Work to be completed — Write what comes next in the excerpt below on knowledge in the infosphere, beginning after its final sentence and ignoring the data.

Selected excerpt —
----
Section 3 (Outcomes) discusses the concepts of

Knowledge maps and Noospheric knowledge map, as

well as multimaps, which underlie noospheric

knowledge bases. Section 4 is Conlusions.

2 BASIC CONCEPTS

Knowledge, which is the result of activity of such

fields as semantic technologies (Berners-Lee, 2001),

organizational semiotics (Stamper, 2000), ERP-

systems, theory and practice of business processes

(Scheer, 1999), differs drastically from natural-

science and humanitarian knowledge by content as

well as by methods of obtaining and application.

This knowledge is related to infosphere, but relies

on computers, representing the implemented

knowledge of physical phenomena. As a rule, it is

obtained by young people, often by students within

small enterprises or informal groups. These structures

have a chance (not always high one) to become

successful startups. The above-mentioned people do

not have theoretical background in the field of

infosphere, as well-recognized theories just do not

exist there, and it is not even sure whether they could

exist. At the current stage, for the whole period of its

development, infosphere demonstrates maximum

degree of integration of cognition and economy. Here

it is, in fact, two sides of the same coin. The same high

degree of unawareness of what is going on should be

noted, which is quite natural for pre-paradigm phase

of development. This is particularly evidenced by the

words of Grady Booch, who has acknowledged that

“many years will pass and OOAD will become as

usual as motherhood or apple pie, but no one will be

able to explain what the Object Oriented Analysis and

Design is” (Booch, 2004).

Having formulated the productivity paradox of IT

in economy and business, Robert Solow actually

pointed the signs of technological and financial

bubble in the sphere of IT application in the global

economy (Solow, 1987). A discussion took place in

the scientific world, which, in our opinion, was not

able to resolve the paradox, having maintained the

status quo.

Kris Freeman and Carlota Perez have found the

emergence of these bubbles at the stage of adaptation

of innovate technologies to social and economic

environment to be regularly recurring pattern

(Freeman, 1982, Perez, 2011).

All innovations, which have taken place in the

infosphere until today – are based on pure heuristics,

experience (analogy, association) or modelling, when

the abstraction of the deeper level is applied to

simplify the existing practices. This series continues

in future in the form of such trends as Big Data and

Artificial Intelligence.

It is interesting that Peter Druker spoke of the

failure of IT to become a tool for management of

economy and business, like of something very

obvious: “…all of us nonconformists agreed on one

thing: The computer would, in short order,

revolutionize the work of top management. We could

not have been more wrong. The revolutionary

impacts so far have been where none of us then

anticipated them: on operations.” (Drucker, 2001).

One more thing: “But they did not, as a rule,

realize that what was needed was not more data, more

technology, more speed. What was needed was to

Noospheric Way of Organizing Knowledge in the Knowledge Bases of Innovate Importance

251

define information; what was needed was new

concepts.” (Drucker, 2001).
----
Material supplied —
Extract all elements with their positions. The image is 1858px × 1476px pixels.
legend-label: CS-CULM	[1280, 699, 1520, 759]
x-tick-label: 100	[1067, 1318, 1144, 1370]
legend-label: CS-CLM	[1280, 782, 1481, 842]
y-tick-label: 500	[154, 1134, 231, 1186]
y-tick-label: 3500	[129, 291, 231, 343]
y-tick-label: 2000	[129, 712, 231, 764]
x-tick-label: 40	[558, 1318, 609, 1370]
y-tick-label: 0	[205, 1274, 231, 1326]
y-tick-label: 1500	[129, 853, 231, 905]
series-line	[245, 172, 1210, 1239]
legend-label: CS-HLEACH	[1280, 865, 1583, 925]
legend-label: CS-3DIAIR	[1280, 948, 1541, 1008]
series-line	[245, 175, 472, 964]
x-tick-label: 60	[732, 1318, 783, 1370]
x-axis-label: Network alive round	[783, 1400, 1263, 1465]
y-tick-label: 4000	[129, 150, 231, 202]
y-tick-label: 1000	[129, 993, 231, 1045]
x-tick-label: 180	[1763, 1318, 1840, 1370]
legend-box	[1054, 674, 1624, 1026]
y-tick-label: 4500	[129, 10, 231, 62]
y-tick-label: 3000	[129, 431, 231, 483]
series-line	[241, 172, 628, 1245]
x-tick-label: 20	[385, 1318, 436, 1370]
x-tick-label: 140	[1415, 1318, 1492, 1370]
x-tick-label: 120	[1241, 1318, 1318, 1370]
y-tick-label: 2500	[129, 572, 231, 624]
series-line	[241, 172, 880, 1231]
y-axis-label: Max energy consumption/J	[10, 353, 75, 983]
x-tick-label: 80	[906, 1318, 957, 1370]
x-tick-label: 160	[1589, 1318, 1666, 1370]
----
Answer to the exercise —
In our opinion, quasi-physical approach to

conscious phenomena, and products created on this

basis, in particular, knowledge bases, are of obvious

interest in this respect.

2.1 General Requirements to

Knowledge Bases

Knowledge, indeed, is diversified, and its

development requires different innovative systems

and methods for innovative management.

In this study, the knowledge, accumulated in the

knowledge base, serves as the major resource for

creation of innovative products, including description

and the process of creation of the products

themselves. However, there is also an inverse

relationship. The experience in empirically heuristic

cognition, being a result of economy, as well as the

experience in application of scientific findings in

economy, is a resource for development of paradigm

and post-paradigm (scientific) cognition.

It is obvious that a skilled carpenter or joiner is

obliged to excel in woodwork, metalworker – in

metalwork, etc. Accordingly, an individual or

collective Subject of Innovative Activity (SIA) at the

enterprise has to know the ropes of knowledge.

Unlike the specialist or teacher, who works in a

narrow sphere, he needs to be able to deal with

an ample sphere of diverse knowledge. In order to be

well-versed in a rapid stream of knowledge, it is

necessary, first of all, to have an idea of architecture

(in other words, structure) of the whole wide range of

knowledge, accumulated by mankind and being

relevant at the current state of cognition. It is critical

to understand what is the state and trends in the

development of knowledge system.

We can implement rational investment policy,

build ideal innovate system, but what will be the

benefit if, due to unawareness of what is going on, the

goals and trends in the development turn to be risky,

or even false and needless? In order to diminish these

risks, Noospheric knowledge base should be not just

a topogram, but also a sort of “roadmap” of the

innovative development of infosphere. Dynamic

properties of the models of PIDev and parabola of

knowledge provide this opportunity.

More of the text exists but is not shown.